Records from a dataset:

________________

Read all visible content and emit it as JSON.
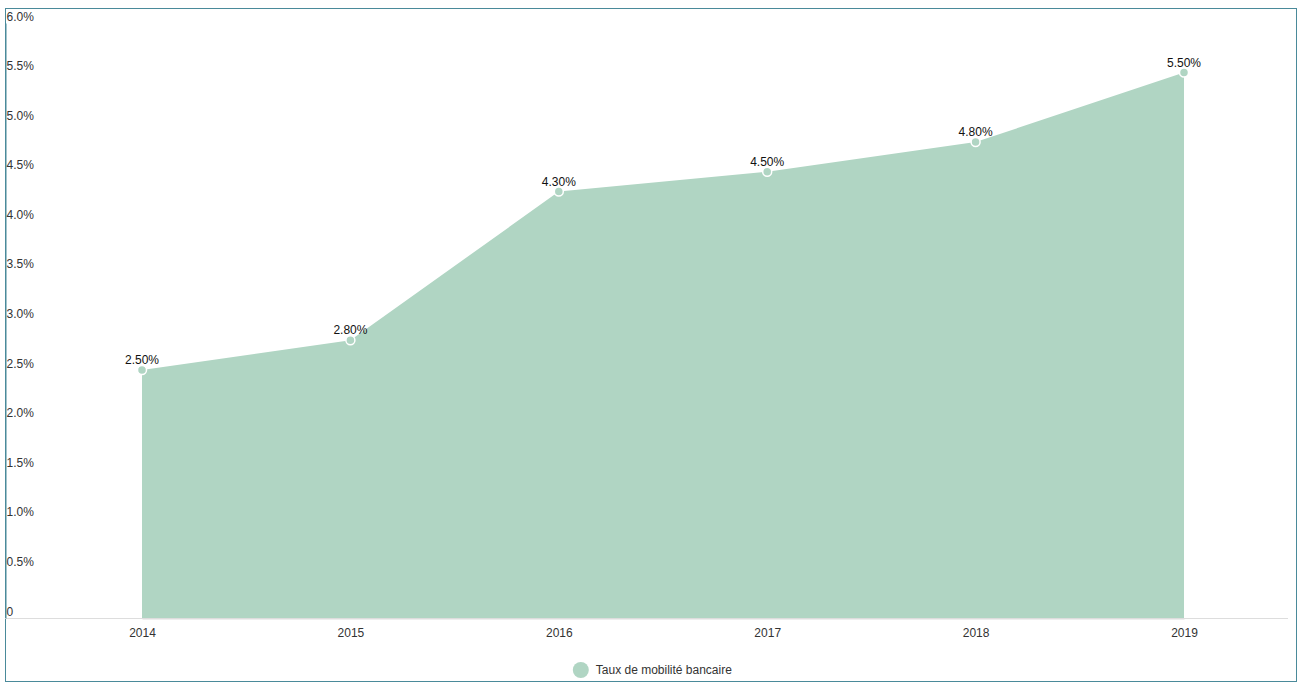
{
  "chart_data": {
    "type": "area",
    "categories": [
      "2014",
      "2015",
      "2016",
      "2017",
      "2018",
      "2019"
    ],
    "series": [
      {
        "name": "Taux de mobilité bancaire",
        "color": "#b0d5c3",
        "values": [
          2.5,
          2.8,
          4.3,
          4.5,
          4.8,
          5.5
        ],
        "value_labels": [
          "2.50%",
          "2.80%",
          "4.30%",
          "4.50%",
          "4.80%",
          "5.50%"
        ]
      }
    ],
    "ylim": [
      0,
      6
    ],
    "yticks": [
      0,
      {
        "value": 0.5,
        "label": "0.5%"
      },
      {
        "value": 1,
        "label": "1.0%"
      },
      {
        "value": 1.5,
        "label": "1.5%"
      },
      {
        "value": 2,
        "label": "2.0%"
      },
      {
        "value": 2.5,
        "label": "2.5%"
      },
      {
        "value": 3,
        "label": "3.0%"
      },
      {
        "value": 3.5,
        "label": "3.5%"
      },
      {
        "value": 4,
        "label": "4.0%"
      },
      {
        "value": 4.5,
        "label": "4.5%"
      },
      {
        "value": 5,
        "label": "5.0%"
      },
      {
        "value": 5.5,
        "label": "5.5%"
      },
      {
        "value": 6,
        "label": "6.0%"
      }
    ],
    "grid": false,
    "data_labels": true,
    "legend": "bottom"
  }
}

________________

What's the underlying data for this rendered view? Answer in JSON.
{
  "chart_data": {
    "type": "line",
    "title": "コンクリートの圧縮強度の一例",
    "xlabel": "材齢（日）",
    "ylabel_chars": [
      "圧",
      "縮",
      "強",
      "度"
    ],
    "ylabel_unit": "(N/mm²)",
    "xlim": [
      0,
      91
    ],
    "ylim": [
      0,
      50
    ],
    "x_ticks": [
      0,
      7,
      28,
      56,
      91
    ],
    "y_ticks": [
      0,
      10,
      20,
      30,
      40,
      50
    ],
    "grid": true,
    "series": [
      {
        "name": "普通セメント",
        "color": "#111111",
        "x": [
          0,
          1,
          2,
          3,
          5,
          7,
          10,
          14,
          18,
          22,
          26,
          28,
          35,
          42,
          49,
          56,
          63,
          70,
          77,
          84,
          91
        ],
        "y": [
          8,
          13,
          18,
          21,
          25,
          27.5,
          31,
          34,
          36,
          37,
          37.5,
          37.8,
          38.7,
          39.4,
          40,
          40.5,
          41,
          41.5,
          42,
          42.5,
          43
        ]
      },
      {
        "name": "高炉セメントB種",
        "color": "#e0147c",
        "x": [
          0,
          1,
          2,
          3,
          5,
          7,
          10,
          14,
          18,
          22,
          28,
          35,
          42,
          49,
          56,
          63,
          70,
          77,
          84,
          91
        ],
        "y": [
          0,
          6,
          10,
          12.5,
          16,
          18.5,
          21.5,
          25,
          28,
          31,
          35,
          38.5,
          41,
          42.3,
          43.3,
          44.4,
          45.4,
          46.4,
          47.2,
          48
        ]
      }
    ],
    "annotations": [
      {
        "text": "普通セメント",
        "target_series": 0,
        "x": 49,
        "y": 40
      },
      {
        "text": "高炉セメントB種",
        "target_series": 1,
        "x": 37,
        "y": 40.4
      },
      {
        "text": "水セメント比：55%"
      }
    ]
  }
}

________________

EXERCISE GOAL: Pull out every line of the entries that includes the word "name".

RESPONSE TO THIS EXERCISE:
        "name": "Taux de mobilité bancaire",
        "name": "普通セメント",
        "name": "高炉セメントB種",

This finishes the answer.